TO BE DONE: Reproduce word for word the lines from the first one through the line containing "payment-method-balance[interactable]: Я −461", including both of those lines.

# Start of LISTING

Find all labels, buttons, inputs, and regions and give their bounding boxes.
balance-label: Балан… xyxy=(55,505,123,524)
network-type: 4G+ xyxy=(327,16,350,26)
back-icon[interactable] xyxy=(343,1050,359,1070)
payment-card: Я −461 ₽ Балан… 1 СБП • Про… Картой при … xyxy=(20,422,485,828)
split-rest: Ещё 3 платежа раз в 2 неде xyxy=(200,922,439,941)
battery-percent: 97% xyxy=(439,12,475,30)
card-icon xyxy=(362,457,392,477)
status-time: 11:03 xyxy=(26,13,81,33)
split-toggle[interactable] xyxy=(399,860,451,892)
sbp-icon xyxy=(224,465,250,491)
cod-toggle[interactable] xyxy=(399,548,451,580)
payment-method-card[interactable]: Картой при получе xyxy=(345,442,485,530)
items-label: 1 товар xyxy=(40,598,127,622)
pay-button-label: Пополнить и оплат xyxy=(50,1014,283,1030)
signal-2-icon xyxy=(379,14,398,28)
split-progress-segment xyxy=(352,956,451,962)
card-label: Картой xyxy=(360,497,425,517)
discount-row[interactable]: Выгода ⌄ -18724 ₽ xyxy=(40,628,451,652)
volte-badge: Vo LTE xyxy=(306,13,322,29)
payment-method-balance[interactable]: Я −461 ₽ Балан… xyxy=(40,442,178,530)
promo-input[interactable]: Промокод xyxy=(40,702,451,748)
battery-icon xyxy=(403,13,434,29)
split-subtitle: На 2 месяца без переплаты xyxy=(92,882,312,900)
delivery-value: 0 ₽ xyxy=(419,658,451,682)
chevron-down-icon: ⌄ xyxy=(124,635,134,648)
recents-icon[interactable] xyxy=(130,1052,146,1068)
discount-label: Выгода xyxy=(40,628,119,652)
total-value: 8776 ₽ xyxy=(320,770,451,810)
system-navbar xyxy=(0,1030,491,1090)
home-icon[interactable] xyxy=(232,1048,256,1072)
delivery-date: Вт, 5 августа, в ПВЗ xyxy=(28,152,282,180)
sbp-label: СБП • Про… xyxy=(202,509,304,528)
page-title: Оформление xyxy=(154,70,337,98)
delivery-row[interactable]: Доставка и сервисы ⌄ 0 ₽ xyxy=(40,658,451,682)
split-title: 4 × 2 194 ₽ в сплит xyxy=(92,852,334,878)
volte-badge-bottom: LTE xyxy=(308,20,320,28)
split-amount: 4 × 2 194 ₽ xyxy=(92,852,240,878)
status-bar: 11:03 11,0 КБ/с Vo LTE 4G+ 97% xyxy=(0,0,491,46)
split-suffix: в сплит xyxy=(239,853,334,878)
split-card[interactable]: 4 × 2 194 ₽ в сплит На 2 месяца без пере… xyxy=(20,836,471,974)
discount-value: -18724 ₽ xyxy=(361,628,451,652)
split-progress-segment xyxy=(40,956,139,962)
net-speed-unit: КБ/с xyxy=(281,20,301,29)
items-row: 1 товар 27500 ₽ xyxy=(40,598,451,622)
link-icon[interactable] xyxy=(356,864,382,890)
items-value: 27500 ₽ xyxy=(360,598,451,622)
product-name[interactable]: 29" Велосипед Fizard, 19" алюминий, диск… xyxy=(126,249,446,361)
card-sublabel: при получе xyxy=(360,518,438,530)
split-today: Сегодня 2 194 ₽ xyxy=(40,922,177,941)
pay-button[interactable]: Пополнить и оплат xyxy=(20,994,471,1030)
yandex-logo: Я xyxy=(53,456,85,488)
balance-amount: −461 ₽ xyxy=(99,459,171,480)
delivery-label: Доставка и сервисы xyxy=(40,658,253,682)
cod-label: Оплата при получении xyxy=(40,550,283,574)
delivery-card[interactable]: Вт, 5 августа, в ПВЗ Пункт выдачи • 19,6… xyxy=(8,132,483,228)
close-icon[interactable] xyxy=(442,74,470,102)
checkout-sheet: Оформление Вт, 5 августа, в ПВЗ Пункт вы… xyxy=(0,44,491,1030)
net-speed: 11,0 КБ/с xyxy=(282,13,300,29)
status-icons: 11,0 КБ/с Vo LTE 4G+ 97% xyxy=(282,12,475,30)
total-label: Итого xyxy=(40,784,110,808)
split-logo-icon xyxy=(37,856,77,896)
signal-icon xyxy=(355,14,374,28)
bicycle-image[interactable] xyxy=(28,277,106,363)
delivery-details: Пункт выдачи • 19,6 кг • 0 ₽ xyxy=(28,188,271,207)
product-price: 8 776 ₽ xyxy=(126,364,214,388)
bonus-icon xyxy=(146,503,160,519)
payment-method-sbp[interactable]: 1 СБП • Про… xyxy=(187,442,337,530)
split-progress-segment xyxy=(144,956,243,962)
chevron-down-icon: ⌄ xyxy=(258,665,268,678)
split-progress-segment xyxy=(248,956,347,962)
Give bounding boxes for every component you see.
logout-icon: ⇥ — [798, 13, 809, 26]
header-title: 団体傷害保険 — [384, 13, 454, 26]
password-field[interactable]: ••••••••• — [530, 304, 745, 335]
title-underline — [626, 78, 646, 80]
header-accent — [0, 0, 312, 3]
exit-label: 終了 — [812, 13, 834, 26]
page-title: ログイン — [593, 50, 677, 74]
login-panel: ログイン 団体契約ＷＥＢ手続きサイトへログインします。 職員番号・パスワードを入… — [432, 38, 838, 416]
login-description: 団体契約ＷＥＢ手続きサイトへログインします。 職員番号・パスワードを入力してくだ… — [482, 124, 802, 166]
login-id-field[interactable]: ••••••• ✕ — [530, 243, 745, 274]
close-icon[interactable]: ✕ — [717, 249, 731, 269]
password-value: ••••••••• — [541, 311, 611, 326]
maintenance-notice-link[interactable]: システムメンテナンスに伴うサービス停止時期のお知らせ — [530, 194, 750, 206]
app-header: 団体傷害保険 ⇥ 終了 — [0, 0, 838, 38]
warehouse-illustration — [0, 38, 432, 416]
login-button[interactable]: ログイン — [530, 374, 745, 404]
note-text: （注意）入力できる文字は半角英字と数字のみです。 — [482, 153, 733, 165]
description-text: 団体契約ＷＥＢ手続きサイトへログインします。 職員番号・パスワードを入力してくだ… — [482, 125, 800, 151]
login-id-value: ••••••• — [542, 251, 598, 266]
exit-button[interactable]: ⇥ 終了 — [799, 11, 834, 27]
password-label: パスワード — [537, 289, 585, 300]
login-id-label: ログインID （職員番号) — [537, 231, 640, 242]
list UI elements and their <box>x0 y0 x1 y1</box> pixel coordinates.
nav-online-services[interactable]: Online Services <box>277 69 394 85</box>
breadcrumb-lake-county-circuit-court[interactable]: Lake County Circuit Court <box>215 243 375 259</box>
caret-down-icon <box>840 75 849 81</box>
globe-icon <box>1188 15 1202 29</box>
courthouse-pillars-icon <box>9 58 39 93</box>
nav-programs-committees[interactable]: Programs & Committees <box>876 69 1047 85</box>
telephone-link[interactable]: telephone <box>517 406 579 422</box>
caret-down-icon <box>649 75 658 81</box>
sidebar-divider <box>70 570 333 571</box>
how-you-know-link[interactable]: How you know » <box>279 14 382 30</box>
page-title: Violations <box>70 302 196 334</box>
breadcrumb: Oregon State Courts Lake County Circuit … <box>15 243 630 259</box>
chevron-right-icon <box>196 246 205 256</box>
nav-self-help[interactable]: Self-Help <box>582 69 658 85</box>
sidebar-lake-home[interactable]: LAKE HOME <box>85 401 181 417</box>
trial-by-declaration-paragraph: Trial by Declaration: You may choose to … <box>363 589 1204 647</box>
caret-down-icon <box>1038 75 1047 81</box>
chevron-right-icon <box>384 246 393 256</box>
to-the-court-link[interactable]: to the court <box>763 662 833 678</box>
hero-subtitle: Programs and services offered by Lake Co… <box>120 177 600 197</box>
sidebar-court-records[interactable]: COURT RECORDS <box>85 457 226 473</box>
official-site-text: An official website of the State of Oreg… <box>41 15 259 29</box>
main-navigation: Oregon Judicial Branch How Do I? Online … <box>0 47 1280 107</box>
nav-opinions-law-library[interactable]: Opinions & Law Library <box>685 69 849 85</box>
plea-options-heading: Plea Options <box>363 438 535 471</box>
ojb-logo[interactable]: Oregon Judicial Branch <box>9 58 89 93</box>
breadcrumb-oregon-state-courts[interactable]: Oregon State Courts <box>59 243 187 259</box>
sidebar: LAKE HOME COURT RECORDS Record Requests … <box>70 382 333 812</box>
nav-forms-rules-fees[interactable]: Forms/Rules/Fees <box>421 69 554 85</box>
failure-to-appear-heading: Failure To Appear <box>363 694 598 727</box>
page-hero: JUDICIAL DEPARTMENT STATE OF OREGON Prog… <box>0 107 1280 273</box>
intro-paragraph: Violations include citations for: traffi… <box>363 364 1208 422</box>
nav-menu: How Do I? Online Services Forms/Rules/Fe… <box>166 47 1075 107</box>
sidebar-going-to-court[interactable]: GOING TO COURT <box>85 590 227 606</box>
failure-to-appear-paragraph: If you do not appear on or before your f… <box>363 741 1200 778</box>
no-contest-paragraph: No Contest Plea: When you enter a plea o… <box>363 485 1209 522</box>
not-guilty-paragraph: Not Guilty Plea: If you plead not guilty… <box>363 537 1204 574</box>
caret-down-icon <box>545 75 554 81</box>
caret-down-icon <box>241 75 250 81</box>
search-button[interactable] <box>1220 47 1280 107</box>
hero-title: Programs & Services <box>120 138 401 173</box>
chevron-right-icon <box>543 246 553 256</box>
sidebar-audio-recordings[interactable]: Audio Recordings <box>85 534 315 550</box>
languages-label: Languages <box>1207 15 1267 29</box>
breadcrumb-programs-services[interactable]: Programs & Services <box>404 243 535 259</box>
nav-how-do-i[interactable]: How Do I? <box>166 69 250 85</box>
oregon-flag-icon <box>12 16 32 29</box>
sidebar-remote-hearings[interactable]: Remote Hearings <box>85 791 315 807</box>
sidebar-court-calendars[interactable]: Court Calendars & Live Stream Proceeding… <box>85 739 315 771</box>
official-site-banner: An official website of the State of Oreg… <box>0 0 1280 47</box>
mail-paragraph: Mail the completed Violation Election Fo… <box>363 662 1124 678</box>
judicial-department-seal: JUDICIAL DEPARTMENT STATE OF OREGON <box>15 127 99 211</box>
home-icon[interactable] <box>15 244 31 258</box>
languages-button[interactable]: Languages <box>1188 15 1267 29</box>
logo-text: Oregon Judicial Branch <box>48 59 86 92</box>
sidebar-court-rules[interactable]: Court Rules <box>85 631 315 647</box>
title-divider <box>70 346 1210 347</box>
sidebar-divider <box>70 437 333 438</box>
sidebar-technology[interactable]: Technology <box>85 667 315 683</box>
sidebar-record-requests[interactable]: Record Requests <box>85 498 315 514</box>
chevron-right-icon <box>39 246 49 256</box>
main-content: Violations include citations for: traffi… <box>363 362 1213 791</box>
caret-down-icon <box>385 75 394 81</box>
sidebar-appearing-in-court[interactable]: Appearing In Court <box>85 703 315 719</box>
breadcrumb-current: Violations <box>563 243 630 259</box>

# End of LISTING

RESULT FOR THIS EXERCISE:
Find all labels, buttons, inputs, and regions and give their bounding boxes.
balance-label: Балан… xyxy=(55,505,123,524)
network-type: 4G+ xyxy=(327,16,350,26)
back-icon[interactable] xyxy=(343,1050,359,1070)
payment-card: Я −461 ₽ Балан… 1 СБП • Про… Картой при … xyxy=(20,422,485,828)
split-rest: Ещё 3 платежа раз в 2 неде xyxy=(200,922,439,941)
battery-percent: 97% xyxy=(439,12,475,30)
card-icon xyxy=(362,457,392,477)
status-time: 11:03 xyxy=(26,13,81,33)
split-toggle[interactable] xyxy=(399,860,451,892)
sbp-icon xyxy=(224,465,250,491)
cod-toggle[interactable] xyxy=(399,548,451,580)
payment-method-card[interactable]: Картой при получе xyxy=(345,442,485,530)
items-label: 1 товар xyxy=(40,598,127,622)
pay-button-label: Пополнить и оплат xyxy=(50,1014,283,1030)
signal-2-icon xyxy=(379,14,398,28)
split-progress-segment xyxy=(352,956,451,962)
card-label: Картой xyxy=(360,497,425,517)
discount-row[interactable]: Выгода ⌄ -18724 ₽ xyxy=(40,628,451,652)
volte-badge: Vo LTE xyxy=(306,13,322,29)
payment-method-balance[interactable]: Я −461 ₽ Балан… xyxy=(40,442,178,530)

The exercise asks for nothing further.